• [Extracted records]

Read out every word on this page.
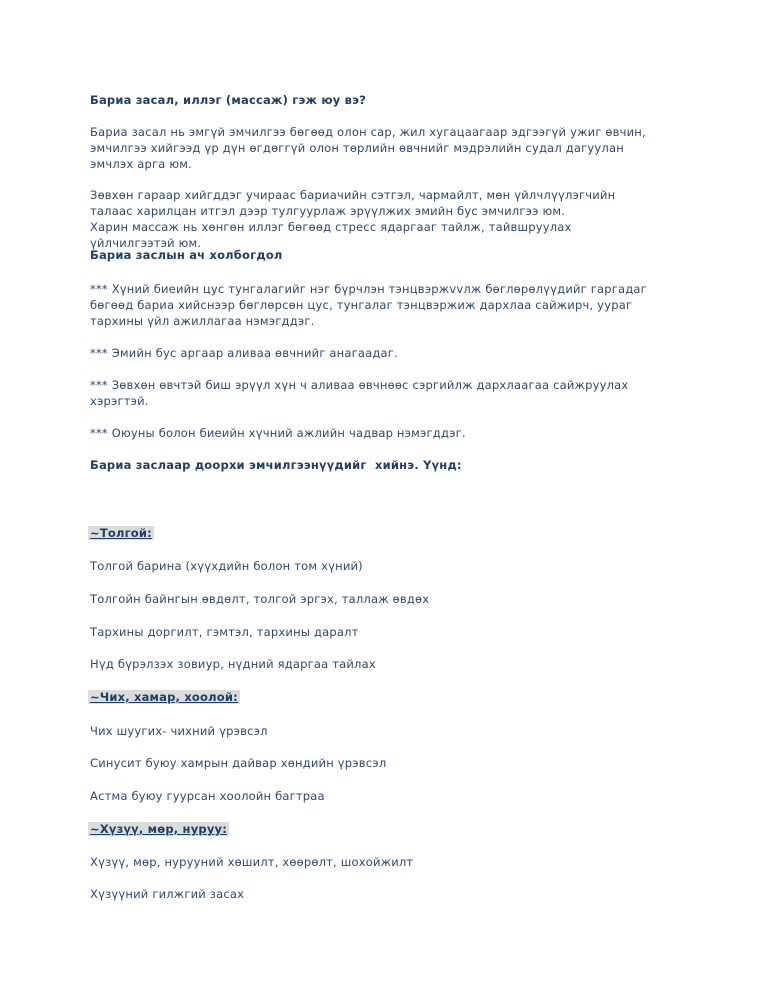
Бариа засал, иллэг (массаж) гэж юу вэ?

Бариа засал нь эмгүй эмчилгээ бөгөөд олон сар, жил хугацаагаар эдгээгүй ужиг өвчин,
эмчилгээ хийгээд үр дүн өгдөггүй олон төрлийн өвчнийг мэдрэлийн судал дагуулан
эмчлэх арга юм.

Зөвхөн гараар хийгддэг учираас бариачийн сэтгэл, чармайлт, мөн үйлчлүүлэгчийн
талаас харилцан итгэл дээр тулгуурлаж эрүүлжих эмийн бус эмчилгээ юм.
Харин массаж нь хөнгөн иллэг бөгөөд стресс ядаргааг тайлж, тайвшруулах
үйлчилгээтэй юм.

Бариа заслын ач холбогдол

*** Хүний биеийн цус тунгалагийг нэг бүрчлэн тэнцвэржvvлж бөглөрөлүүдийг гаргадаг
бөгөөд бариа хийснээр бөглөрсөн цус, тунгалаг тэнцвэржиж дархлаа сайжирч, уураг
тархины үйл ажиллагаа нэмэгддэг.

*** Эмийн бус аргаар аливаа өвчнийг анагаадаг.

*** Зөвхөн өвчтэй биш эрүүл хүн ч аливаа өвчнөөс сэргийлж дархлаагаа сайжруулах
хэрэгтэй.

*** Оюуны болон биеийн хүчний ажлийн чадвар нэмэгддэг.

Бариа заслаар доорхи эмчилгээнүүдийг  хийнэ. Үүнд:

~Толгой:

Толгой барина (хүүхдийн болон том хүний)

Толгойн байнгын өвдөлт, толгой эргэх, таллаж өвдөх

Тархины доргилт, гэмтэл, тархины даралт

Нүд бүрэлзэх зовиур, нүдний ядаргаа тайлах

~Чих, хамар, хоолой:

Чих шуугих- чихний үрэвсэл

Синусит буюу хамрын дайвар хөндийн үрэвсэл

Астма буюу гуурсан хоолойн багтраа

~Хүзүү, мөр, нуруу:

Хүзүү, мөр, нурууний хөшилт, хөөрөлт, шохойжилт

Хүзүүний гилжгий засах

* * *

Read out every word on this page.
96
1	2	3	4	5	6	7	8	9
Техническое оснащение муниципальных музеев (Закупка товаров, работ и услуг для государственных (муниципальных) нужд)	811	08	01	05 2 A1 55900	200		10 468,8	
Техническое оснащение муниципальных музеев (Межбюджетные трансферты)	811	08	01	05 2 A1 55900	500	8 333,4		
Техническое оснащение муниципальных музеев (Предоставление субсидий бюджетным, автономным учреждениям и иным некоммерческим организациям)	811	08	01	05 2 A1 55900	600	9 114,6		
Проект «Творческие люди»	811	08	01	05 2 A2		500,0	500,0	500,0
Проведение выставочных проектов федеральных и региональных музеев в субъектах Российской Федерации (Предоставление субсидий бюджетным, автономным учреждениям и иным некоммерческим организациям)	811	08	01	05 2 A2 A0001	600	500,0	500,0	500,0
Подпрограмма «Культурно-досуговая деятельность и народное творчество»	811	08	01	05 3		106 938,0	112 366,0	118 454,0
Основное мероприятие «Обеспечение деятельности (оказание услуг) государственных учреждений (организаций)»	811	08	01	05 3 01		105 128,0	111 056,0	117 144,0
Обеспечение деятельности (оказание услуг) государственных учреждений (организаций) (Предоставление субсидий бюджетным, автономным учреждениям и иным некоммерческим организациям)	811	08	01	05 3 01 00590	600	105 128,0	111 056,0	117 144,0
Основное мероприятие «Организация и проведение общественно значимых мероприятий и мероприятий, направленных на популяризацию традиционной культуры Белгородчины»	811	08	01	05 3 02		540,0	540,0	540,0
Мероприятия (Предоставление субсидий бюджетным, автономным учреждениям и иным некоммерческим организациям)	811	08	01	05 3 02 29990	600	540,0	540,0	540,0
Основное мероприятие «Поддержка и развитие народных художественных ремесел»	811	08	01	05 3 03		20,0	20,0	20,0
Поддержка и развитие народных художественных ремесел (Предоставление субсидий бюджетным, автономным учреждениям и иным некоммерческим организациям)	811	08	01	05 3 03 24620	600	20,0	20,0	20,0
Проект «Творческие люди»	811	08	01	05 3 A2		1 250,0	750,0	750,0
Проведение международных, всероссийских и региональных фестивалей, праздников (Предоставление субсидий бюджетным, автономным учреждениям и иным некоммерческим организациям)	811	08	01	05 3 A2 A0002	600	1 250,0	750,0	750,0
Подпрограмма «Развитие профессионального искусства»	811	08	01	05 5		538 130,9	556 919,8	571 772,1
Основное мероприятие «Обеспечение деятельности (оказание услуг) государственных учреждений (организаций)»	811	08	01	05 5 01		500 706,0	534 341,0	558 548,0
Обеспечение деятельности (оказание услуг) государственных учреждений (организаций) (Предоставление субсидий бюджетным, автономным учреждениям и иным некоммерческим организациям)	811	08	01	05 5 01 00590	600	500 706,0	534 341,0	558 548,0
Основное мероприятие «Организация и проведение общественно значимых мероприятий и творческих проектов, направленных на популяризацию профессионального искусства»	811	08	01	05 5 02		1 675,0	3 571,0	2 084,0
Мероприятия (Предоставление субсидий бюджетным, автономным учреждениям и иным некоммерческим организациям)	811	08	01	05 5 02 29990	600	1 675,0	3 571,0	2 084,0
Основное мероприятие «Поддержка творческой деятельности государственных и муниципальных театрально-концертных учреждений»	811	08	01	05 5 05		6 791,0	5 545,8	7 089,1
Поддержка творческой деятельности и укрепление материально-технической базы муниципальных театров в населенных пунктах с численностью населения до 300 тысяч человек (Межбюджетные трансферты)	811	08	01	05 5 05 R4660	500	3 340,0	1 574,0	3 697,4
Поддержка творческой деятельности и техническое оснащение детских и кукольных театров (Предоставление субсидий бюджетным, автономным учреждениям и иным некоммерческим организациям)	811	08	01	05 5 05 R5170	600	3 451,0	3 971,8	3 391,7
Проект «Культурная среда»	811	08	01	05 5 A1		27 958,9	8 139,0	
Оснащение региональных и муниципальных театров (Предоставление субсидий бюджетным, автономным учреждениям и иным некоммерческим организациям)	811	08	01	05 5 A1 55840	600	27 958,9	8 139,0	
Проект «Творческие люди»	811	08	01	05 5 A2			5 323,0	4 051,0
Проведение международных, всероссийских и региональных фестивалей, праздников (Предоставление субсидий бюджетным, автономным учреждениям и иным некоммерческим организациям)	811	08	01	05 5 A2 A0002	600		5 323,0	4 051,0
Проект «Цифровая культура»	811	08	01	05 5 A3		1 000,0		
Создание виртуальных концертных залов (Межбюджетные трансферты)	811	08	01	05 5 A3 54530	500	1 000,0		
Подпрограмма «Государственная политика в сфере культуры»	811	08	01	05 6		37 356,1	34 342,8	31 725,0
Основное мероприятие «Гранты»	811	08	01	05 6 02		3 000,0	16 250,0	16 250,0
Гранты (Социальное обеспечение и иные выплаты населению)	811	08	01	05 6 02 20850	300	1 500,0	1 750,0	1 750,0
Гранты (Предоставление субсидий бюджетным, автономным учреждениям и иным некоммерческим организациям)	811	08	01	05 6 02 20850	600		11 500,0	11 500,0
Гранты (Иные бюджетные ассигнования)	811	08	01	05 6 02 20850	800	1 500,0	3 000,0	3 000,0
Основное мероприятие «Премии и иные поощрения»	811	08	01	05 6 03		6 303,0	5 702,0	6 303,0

==

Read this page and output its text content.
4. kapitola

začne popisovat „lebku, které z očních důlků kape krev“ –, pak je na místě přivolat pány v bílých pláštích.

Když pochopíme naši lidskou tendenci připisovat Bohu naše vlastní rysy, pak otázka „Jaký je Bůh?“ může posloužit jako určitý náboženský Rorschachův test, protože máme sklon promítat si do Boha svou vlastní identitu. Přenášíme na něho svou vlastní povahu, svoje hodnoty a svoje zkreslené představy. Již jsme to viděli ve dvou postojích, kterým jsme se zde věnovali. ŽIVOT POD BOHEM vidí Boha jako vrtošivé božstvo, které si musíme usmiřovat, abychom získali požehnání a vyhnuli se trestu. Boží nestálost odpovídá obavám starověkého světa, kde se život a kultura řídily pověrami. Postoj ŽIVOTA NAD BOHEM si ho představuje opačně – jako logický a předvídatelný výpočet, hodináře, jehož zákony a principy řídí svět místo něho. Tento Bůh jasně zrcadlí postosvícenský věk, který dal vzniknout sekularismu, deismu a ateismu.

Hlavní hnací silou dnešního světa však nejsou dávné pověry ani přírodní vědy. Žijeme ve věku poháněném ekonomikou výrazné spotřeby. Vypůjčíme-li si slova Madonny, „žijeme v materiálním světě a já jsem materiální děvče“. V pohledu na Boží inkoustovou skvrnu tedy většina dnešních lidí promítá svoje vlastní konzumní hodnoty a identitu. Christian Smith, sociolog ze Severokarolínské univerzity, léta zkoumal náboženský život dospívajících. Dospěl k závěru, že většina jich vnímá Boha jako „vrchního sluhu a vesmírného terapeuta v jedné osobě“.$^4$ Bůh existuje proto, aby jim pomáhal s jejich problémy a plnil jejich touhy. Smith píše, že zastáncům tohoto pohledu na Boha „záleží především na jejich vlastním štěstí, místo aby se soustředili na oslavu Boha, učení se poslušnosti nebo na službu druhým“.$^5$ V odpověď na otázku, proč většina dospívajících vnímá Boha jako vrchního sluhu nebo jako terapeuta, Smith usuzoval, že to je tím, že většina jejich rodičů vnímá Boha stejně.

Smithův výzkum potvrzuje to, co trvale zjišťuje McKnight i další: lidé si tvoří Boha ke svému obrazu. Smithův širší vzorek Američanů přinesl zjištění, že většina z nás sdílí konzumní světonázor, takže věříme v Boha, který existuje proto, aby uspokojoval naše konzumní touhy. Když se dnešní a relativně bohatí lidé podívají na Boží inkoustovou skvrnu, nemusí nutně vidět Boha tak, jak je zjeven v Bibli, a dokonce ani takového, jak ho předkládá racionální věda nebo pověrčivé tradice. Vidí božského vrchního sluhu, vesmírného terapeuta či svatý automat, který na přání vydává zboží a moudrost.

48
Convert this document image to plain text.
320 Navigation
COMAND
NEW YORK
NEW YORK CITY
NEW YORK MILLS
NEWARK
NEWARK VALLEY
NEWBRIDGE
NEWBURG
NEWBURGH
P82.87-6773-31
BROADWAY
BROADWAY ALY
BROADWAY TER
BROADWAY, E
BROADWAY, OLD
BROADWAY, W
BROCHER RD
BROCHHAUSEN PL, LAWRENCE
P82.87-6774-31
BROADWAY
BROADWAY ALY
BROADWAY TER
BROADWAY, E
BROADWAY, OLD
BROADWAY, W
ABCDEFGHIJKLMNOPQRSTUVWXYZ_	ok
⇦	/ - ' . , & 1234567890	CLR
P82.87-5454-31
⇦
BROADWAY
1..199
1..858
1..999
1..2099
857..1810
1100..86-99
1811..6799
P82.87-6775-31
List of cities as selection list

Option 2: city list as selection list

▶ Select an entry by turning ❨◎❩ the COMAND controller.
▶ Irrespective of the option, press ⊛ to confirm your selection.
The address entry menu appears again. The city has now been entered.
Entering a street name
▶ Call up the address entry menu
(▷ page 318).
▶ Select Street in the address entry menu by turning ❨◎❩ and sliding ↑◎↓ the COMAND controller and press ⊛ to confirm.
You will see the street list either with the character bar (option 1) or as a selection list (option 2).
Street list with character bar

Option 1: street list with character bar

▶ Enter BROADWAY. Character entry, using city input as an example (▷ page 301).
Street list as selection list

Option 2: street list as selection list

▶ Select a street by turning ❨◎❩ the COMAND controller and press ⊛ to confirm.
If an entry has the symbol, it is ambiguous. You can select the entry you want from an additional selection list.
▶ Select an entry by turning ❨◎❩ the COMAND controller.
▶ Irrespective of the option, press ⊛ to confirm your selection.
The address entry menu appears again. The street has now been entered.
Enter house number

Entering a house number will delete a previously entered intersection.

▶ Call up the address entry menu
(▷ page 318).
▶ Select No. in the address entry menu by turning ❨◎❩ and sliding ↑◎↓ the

• [What is expected] Every line of the listing that holds "нэмэгддэг" should be found and copied.

• [In response]
тархины үйл ажиллагаа нэмэгддэг.
*** Оюуны болон биеийн хүчний ажлийн чадвар нэмэгддэг.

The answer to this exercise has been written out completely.